Records from a data source:
[START]

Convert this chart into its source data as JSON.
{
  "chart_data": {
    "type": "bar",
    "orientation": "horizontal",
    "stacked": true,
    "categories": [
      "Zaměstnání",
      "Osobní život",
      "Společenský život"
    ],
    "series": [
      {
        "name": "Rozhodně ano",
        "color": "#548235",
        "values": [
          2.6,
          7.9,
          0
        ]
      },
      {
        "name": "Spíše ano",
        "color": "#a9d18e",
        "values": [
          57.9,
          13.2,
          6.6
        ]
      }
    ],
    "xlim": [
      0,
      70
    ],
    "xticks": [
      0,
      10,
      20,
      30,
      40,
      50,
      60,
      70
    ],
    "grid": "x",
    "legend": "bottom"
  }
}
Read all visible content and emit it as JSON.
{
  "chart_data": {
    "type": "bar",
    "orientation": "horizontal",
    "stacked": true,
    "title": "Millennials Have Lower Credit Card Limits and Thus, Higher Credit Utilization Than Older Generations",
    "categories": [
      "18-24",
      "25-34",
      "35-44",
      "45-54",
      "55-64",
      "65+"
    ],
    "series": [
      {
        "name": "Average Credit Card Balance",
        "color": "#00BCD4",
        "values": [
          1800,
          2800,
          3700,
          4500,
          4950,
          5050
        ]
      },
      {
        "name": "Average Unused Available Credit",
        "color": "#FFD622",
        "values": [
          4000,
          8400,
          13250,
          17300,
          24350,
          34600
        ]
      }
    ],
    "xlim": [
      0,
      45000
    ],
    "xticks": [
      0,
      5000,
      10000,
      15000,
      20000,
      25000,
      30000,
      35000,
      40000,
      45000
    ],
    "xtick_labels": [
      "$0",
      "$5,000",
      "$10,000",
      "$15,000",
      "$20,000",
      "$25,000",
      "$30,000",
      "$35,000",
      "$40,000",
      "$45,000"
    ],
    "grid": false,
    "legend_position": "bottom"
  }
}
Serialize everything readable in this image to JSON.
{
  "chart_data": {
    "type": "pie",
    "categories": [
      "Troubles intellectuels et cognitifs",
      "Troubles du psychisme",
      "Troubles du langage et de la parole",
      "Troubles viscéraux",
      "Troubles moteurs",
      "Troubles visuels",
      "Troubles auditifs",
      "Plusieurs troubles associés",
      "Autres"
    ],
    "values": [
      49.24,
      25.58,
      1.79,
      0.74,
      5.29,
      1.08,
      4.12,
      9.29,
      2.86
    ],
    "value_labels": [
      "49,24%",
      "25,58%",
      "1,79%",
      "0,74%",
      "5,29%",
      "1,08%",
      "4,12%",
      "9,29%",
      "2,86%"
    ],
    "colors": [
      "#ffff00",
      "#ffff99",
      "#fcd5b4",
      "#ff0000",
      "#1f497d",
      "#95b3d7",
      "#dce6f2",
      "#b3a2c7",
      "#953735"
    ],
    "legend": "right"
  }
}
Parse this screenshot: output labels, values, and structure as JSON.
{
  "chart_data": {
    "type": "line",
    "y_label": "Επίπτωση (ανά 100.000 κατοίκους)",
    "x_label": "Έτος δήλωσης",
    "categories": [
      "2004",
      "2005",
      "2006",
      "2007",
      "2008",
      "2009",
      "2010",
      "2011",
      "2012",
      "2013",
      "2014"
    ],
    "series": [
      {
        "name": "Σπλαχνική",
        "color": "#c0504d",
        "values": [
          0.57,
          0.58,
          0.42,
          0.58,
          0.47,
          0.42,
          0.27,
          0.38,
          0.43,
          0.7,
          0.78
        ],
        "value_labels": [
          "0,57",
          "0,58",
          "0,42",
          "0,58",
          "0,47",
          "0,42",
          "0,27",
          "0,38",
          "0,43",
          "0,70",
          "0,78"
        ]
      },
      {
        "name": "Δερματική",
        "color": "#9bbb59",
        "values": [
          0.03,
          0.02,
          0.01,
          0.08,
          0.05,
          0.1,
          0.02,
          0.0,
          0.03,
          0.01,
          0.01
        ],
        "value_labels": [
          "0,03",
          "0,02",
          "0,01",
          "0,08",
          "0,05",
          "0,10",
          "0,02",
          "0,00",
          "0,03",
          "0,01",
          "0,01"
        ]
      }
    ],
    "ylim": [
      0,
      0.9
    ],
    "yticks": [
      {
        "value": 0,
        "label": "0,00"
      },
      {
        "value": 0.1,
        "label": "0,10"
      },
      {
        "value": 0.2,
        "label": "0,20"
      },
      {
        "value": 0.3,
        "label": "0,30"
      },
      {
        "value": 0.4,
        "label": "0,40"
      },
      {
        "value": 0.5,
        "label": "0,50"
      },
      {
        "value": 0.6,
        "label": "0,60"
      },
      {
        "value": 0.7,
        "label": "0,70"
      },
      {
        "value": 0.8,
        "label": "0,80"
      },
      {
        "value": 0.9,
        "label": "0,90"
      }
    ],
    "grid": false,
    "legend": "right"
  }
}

[END]

### PROBLEM DESCRIPTION
Where a line of the data holds "this", show that line.

### THE ANSWER
Convert this chart into its source data as JSON.
Serialize everything readable in this image to JSON.
Parse this screenshot: output labels, values, and structure as JSON.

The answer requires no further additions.